--- START OF Provided information ---

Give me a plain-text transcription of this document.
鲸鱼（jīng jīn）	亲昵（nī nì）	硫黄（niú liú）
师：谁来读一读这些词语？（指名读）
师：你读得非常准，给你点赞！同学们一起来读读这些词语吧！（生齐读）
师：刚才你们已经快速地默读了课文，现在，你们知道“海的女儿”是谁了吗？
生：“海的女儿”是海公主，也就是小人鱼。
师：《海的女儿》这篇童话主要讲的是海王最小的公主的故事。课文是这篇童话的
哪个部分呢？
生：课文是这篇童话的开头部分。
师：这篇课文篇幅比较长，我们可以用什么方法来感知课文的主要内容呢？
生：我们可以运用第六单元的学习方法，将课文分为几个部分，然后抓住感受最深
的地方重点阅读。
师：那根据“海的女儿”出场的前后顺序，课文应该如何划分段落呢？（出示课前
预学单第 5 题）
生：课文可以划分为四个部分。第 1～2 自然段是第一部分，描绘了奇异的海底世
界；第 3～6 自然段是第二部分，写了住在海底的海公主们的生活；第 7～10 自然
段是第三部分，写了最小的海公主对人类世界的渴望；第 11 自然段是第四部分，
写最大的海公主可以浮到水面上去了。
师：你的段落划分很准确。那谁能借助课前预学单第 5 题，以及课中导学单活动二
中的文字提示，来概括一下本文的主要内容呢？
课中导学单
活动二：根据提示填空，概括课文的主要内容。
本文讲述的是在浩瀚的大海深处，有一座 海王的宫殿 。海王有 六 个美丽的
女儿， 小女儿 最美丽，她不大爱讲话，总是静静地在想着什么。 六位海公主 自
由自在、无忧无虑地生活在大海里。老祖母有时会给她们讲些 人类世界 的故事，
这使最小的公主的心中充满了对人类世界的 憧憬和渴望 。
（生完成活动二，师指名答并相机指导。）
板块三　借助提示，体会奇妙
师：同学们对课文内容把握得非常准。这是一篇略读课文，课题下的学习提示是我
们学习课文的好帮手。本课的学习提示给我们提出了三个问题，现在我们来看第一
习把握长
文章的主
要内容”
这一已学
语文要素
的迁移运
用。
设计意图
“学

--- END OF Provided information ---

| Problem to solve |
Each record should come back exactly as written.

| Result of the task |
Give me a plain-text transcription of this document.
鲸鱼（jīng jīn）	亲昵（nī nì）	硫黄（niú liú）
师：谁来读一读这些词语？（指名读）
师：你读得非常准，给你点赞！同学们一起来读读这些词语吧！（生齐读）
师：刚才你们已经快速地默读了课文，现在，你们知道“海的女儿”是谁了吗？
生：“海的女儿”是海公主，也就是小人鱼。
师：《海的女儿》这篇童话主要讲的是海王最小的公主的故事。课文是这篇童话的
哪个部分呢？
生：课文是这篇童话的开头部分。
师：这篇课文篇幅比较长，我们可以用什么方法来感知课文的主要内容呢？
生：我们可以运用第六单元的学习方法，将课文分为几个部分，然后抓住感受最深
的地方重点阅读。
师：那根据“海的女儿”出场的前后顺序，课文应该如何划分段落呢？（出示课前
预学单第 5 题）
生：课文可以划分为四个部分。第 1～2 自然段是第一部分，描绘了奇异的海底世
界；第 3～6 自然段是第二部分，写了住在海底的海公主们的生活；第 7～10 自然
段是第三部分，写了最小的海公主对人类世界的渴望；第 11 自然段是第四部分，
写最大的海公主可以浮到水面上去了。
师：你的段落划分很准确。那谁能借助课前预学单第 5 题，以及课中导学单活动二
中的文字提示，来概括一下本文的主要内容呢？
课中导学单
活动二：根据提示填空，概括课文的主要内容。
本文讲述的是在浩瀚的大海深处，有一座 海王的宫殿 。海王有 六 个美丽的
女儿， 小女儿 最美丽，她不大爱讲话，总是静静地在想着什么。 六位海公主 自
由自在、无忧无虑地生活在大海里。老祖母有时会给她们讲些 人类世界 的故事，
这使最小的公主的心中充满了对人类世界的 憧憬和渴望 。
（生完成活动二，师指名答并相机指导。）
板块三　借助提示，体会奇妙
师：同学们对课文内容把握得非常准。这是一篇略读课文，课题下的学习提示是我
们学习课文的好帮手。本课的学习提示给我们提出了三个问题，现在我们来看第一
习把握长
文章的主
要内容”
这一已学
语文要素
的迁移运
用。
设计意图
“学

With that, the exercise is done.